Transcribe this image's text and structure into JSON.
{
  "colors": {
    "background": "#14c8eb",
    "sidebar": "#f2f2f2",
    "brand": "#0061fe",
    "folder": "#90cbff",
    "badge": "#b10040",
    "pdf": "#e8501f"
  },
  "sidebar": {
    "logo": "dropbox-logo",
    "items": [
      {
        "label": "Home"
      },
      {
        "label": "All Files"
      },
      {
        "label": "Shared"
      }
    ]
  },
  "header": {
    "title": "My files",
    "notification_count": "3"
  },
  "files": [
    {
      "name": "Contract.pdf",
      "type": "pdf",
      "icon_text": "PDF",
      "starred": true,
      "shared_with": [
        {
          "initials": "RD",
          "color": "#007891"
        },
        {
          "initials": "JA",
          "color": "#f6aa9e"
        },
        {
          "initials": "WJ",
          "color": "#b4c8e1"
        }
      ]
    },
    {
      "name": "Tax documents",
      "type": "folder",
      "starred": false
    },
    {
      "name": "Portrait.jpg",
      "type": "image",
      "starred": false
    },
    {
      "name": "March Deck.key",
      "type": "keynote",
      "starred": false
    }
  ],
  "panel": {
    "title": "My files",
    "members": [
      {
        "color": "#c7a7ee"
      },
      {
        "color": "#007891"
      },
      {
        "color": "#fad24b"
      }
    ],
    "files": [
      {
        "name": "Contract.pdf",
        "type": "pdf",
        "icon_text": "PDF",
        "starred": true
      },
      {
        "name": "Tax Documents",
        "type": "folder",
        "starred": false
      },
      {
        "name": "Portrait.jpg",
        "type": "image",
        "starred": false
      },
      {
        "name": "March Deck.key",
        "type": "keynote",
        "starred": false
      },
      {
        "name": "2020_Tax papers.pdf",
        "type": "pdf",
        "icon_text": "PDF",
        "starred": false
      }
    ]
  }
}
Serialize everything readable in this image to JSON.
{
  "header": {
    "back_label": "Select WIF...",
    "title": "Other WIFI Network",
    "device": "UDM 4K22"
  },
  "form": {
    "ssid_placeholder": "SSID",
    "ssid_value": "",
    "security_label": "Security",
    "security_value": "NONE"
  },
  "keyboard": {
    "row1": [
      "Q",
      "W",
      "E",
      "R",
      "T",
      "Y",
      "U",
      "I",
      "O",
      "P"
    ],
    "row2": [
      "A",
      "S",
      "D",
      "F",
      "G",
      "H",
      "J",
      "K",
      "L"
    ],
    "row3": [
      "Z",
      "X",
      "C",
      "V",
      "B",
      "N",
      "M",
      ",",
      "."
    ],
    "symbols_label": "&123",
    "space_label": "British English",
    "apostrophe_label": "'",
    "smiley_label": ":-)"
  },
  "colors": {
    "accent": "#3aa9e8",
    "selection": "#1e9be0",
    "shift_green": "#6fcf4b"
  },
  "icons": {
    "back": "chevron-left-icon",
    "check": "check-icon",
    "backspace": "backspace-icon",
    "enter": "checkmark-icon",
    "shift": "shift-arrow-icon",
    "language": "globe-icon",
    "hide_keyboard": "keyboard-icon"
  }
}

What to produce: Looking at the records above, work out how many lines include the string "this". Give the number and nothing else.

Right answer: 2